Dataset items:
┄┄┄┄┄┄

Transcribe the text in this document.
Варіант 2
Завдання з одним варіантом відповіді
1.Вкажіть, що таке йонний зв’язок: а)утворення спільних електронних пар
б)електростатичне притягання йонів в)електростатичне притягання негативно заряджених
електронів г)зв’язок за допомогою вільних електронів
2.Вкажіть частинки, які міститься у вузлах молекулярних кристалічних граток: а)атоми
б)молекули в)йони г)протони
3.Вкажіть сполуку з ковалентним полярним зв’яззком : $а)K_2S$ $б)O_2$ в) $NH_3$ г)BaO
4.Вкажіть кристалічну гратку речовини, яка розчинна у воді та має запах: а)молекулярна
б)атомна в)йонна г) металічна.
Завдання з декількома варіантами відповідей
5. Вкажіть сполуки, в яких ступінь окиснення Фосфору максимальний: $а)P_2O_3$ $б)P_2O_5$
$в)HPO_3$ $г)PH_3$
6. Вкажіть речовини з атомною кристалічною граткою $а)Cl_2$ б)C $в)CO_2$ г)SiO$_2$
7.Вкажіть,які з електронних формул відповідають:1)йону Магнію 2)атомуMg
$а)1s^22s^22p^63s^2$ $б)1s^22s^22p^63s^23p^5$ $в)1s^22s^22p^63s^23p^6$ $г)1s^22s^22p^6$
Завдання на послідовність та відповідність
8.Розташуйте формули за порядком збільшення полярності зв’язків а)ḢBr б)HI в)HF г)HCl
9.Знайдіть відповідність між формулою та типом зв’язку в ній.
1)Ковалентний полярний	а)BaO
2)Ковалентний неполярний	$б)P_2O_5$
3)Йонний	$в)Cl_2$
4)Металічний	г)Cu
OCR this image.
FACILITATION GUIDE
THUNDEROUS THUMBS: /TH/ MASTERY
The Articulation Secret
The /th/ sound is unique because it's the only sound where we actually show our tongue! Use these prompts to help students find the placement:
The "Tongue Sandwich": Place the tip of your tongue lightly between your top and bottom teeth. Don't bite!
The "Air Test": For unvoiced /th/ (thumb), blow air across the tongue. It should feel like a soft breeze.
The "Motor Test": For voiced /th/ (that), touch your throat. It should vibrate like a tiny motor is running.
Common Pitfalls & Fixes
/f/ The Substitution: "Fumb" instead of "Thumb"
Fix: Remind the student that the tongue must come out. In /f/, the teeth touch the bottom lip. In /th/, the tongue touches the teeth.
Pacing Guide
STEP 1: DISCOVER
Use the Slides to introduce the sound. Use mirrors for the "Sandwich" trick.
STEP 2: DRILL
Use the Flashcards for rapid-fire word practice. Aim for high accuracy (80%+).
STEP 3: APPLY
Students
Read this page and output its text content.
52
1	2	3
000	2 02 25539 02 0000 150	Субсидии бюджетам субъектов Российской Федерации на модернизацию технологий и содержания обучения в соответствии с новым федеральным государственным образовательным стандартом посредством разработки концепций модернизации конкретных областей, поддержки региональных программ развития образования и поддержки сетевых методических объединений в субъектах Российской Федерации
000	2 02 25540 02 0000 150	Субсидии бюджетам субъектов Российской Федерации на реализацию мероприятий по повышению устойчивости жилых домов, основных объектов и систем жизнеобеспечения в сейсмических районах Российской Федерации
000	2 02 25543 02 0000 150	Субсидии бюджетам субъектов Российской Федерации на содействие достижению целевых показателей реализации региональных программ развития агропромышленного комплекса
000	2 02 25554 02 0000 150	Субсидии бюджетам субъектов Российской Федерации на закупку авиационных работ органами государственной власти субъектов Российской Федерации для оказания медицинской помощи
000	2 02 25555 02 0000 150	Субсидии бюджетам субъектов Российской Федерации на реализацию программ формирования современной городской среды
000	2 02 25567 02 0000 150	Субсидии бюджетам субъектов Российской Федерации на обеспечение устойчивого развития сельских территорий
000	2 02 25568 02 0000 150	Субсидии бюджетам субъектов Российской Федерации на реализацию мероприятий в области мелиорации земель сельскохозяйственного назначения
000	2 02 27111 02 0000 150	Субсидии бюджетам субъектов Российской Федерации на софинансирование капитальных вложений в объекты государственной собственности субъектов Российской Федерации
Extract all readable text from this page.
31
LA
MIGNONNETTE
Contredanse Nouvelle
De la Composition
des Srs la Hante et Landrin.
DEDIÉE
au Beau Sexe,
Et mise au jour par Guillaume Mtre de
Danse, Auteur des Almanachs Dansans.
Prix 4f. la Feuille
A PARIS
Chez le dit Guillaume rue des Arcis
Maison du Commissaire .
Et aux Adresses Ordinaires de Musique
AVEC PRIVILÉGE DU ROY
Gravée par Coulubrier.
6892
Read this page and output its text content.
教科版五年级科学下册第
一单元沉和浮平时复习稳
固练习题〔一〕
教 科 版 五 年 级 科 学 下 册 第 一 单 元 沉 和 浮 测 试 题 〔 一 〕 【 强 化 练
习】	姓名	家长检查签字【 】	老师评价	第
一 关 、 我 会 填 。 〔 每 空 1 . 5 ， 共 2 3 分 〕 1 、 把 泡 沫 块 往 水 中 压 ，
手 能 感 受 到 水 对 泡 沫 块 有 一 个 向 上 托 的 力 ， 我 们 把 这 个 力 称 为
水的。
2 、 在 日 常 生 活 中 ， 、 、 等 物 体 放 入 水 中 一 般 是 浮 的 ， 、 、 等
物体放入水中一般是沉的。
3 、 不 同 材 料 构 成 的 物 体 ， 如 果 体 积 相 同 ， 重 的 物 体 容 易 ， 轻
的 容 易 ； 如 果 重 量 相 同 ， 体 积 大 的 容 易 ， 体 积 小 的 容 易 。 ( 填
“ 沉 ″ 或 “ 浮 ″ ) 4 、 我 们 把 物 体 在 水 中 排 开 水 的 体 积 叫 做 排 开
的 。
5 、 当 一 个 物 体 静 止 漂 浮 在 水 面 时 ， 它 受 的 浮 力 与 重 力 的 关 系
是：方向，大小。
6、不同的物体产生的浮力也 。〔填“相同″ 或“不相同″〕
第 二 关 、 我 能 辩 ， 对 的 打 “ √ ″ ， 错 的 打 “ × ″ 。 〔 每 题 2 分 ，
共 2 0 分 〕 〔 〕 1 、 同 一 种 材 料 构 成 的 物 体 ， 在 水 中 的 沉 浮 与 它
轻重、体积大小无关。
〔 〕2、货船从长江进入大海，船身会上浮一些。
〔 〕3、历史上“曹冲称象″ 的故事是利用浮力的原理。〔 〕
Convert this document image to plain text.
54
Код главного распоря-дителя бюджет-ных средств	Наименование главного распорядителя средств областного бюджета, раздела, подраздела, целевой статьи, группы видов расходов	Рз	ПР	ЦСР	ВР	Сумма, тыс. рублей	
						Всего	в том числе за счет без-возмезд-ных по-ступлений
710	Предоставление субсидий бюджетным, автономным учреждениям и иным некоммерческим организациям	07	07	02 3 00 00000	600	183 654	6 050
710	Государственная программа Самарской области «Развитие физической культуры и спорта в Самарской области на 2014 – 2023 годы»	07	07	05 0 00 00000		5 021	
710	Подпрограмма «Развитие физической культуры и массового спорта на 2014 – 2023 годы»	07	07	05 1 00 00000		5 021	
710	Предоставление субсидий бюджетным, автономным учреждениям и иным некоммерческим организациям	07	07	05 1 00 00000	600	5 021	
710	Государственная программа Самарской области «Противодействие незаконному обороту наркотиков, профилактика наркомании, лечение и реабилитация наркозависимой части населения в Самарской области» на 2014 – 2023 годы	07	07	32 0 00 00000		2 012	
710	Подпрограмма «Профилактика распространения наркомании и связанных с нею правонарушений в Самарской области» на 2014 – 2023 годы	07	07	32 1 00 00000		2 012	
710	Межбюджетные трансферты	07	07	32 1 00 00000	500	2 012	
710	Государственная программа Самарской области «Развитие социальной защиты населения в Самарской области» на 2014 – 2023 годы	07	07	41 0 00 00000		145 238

┄┄┄┄┄┄

* [Work to complete]: Using the entries above, state how many lines include the word "touch", with no other words.

* [Result for this exercise]: 2